+++ DATA FOR THIS EXERCISE

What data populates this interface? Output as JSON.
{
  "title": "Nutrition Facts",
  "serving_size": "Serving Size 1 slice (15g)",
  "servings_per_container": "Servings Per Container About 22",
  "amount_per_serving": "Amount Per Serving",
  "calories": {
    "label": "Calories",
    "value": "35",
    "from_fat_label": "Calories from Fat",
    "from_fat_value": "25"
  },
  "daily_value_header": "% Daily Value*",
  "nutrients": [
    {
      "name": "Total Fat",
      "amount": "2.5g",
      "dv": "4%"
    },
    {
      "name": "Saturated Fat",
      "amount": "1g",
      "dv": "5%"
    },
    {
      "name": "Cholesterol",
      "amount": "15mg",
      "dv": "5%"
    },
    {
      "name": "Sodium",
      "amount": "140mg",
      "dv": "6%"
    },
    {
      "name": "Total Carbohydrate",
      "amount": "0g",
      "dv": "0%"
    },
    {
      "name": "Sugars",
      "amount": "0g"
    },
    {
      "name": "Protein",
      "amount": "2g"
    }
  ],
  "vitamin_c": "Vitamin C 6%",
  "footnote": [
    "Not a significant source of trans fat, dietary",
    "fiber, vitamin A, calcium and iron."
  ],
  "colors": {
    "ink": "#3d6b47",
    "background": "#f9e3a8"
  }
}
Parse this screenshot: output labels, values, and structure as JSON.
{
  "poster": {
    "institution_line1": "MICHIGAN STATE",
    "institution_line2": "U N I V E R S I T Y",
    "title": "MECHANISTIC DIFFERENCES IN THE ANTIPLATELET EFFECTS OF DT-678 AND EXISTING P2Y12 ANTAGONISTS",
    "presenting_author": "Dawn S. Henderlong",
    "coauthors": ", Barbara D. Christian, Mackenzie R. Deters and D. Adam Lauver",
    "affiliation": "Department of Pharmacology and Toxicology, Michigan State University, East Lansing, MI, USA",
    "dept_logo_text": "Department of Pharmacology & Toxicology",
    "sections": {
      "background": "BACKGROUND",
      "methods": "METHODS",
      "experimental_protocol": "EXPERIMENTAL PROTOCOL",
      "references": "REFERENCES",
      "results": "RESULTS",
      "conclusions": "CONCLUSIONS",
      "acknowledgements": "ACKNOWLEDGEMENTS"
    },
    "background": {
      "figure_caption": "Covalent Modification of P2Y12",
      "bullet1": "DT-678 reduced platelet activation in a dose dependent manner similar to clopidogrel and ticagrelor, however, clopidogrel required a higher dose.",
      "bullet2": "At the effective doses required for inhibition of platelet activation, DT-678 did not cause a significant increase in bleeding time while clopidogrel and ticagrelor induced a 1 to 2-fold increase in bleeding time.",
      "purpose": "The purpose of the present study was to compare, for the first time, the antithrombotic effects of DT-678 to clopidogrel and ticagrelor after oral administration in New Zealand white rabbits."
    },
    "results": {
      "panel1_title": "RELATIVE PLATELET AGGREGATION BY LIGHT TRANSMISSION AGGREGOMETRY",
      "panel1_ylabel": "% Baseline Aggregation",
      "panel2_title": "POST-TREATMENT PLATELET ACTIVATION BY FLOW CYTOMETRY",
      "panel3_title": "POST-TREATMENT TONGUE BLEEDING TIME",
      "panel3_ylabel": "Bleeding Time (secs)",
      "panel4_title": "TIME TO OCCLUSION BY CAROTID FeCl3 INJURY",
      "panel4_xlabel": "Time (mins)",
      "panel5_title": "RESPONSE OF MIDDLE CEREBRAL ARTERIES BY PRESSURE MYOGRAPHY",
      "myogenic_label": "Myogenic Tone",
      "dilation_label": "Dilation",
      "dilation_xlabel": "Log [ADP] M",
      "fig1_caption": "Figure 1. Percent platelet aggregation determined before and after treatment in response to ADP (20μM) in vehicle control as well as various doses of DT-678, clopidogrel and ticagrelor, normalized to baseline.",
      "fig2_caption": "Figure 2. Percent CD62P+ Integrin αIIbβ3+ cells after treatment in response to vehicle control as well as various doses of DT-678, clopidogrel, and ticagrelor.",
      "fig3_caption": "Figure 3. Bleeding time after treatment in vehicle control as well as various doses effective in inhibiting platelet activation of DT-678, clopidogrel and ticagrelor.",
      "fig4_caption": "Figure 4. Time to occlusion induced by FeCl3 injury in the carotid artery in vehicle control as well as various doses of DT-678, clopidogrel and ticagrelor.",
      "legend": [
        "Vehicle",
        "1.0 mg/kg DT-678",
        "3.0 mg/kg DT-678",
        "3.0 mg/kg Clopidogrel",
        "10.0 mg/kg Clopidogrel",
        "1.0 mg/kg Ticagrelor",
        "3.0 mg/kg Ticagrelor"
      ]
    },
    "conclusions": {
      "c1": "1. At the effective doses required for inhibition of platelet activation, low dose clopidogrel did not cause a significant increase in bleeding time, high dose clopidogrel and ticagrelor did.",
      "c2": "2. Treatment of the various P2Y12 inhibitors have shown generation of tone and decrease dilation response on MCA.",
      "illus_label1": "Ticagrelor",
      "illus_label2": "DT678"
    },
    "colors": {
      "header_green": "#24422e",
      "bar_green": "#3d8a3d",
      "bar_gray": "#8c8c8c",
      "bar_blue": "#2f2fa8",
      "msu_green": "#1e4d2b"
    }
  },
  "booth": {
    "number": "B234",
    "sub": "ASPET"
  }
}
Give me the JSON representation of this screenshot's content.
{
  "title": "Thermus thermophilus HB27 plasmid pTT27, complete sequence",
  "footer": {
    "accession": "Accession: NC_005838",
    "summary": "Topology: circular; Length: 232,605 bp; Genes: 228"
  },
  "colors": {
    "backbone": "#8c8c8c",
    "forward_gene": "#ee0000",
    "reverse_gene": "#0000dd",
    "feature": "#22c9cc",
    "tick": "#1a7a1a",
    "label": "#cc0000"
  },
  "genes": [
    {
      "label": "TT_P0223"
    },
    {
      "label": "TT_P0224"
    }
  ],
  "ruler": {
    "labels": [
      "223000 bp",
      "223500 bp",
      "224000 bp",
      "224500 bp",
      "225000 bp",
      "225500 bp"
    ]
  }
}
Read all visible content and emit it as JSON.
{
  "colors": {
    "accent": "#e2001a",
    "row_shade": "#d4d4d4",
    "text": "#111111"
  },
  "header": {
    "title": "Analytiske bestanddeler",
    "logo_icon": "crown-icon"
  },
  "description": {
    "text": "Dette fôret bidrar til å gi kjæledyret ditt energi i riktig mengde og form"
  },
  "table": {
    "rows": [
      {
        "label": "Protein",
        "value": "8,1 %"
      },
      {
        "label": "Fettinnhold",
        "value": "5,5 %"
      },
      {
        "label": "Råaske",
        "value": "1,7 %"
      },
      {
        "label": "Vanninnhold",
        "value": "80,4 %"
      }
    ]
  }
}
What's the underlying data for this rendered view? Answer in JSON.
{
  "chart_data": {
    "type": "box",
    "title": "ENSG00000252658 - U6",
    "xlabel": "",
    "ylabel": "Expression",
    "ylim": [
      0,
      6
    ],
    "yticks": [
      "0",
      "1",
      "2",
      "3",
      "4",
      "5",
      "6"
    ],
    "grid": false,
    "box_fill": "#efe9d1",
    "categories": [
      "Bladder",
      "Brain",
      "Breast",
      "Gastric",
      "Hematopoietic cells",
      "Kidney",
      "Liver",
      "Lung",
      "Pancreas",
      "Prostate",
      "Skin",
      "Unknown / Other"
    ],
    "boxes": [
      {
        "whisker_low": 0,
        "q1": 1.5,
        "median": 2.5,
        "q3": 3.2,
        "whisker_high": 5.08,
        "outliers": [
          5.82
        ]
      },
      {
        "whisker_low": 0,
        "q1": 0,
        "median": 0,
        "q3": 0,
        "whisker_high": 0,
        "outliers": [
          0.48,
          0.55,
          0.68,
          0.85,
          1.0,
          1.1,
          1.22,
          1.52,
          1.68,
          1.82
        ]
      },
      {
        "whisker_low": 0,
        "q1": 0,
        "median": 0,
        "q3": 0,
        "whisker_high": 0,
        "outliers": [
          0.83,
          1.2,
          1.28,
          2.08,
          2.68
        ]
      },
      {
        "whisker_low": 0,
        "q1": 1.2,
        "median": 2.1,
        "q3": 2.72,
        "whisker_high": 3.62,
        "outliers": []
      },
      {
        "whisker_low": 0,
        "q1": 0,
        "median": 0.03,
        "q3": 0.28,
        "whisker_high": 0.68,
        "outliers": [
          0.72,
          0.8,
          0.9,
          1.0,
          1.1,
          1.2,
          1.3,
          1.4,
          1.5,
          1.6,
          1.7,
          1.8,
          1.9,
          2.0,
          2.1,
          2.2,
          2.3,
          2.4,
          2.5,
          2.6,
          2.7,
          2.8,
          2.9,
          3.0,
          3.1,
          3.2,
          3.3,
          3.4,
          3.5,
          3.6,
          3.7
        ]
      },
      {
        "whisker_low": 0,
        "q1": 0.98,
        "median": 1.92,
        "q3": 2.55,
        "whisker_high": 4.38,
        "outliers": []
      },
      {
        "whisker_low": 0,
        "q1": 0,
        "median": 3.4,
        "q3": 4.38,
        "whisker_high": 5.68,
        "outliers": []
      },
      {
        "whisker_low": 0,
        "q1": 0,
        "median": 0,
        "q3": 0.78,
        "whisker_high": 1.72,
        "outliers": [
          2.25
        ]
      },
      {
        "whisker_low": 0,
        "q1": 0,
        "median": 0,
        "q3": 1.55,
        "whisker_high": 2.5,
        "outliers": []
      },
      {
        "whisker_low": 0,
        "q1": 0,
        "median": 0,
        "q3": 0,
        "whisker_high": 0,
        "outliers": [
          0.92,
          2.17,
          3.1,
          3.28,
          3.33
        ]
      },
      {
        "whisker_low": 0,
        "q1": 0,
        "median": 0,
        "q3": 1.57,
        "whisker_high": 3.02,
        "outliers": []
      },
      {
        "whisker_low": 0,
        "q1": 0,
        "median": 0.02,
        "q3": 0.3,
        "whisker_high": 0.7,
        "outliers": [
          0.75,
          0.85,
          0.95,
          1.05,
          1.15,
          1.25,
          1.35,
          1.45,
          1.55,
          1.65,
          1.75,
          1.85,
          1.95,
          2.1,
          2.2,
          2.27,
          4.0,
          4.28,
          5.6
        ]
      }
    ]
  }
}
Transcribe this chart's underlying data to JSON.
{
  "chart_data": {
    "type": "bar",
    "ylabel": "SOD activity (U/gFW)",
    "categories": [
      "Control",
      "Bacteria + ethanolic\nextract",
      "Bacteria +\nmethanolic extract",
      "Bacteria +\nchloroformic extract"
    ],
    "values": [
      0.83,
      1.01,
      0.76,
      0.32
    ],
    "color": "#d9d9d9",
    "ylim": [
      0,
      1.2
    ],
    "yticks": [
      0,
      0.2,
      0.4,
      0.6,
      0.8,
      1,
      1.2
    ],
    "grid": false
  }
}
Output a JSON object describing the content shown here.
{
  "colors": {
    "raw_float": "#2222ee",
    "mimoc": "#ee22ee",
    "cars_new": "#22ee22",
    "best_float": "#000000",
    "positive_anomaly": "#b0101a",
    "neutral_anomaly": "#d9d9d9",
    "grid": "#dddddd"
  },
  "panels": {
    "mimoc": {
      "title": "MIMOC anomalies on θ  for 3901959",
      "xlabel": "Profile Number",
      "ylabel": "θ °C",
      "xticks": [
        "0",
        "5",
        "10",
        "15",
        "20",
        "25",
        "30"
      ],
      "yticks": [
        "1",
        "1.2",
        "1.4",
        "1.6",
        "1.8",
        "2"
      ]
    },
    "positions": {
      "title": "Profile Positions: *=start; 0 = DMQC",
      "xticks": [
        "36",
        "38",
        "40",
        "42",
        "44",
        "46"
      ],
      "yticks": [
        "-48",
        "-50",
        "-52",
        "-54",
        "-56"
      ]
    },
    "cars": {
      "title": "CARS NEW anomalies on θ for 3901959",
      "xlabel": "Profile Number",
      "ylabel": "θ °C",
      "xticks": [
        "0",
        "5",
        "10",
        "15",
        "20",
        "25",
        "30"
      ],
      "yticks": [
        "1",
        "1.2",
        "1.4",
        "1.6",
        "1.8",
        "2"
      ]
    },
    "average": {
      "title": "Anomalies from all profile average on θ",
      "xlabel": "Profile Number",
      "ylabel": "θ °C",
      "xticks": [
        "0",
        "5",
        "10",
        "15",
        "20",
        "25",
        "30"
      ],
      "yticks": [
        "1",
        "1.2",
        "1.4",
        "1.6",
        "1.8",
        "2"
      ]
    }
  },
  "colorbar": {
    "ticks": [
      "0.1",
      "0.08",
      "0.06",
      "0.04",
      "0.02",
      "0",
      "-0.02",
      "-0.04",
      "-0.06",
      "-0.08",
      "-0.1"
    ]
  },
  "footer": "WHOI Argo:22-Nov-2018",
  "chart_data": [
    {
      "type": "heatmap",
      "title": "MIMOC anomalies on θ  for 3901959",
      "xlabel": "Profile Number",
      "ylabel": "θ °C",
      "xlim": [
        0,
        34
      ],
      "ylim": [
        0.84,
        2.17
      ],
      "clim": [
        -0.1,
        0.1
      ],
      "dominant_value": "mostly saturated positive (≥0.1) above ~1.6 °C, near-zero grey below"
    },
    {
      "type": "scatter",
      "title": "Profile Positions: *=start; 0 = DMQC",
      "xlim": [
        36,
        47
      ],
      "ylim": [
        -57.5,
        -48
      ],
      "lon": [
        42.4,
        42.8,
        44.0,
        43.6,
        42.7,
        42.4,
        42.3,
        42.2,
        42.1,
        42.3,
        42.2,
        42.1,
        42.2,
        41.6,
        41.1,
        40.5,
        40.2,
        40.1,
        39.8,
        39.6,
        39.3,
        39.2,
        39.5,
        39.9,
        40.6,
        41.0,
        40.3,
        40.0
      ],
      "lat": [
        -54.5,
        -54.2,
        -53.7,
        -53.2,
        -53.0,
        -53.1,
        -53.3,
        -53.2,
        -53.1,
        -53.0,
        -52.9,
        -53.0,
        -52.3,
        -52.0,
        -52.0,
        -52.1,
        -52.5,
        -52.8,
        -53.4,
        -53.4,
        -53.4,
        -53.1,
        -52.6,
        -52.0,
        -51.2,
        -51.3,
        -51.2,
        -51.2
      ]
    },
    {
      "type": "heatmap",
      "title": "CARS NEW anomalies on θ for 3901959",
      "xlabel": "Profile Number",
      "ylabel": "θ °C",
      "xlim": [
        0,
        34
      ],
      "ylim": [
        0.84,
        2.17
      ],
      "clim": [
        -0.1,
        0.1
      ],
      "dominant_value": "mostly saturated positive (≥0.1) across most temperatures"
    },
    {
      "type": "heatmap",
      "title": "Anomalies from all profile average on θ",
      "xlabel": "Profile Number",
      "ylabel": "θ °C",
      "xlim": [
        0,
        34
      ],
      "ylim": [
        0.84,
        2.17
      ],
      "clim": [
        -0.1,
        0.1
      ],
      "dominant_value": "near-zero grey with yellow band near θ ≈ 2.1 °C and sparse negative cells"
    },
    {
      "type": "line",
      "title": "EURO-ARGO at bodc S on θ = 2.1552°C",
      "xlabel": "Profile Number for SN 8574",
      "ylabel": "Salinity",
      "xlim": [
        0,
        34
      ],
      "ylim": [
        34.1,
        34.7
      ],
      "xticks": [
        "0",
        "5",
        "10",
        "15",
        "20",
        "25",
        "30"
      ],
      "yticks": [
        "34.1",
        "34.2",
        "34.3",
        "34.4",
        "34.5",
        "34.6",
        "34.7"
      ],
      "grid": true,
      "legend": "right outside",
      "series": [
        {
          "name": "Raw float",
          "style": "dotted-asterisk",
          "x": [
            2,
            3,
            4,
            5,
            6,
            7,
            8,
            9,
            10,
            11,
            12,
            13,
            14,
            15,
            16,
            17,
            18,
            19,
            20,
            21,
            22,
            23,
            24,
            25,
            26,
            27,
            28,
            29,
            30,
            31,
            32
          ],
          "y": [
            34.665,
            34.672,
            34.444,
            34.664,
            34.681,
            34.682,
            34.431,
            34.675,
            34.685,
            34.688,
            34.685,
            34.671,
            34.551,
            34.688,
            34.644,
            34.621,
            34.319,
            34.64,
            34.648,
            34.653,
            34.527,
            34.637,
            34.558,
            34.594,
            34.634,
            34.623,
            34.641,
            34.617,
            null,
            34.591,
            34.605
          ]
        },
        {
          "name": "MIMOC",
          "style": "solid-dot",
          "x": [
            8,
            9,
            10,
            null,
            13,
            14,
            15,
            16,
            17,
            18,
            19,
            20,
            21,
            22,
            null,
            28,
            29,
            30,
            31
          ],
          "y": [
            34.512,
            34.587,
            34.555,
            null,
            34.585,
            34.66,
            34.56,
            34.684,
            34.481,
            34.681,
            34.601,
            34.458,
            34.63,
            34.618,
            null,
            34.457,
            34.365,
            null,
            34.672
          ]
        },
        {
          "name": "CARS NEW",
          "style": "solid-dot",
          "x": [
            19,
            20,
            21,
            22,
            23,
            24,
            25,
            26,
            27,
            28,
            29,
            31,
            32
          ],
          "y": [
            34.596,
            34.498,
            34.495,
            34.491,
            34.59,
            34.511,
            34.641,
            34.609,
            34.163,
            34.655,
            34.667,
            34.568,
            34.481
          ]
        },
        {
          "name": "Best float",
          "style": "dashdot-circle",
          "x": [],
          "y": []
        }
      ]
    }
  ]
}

++++++

Your answer should be the lines of the records that hold the string "JSON".

RESULT:
What data populates this interface? Output as JSON.
Parse this screenshot: output labels, values, and structure as JSON.
Give me the JSON representation of this screenshot's content.
Read all visible content and emit it as JSON.
What's the underlying data for this rendered view? Answer in JSON.
Transcribe this chart's underlying data to JSON.
Output a JSON object describing the content shown here.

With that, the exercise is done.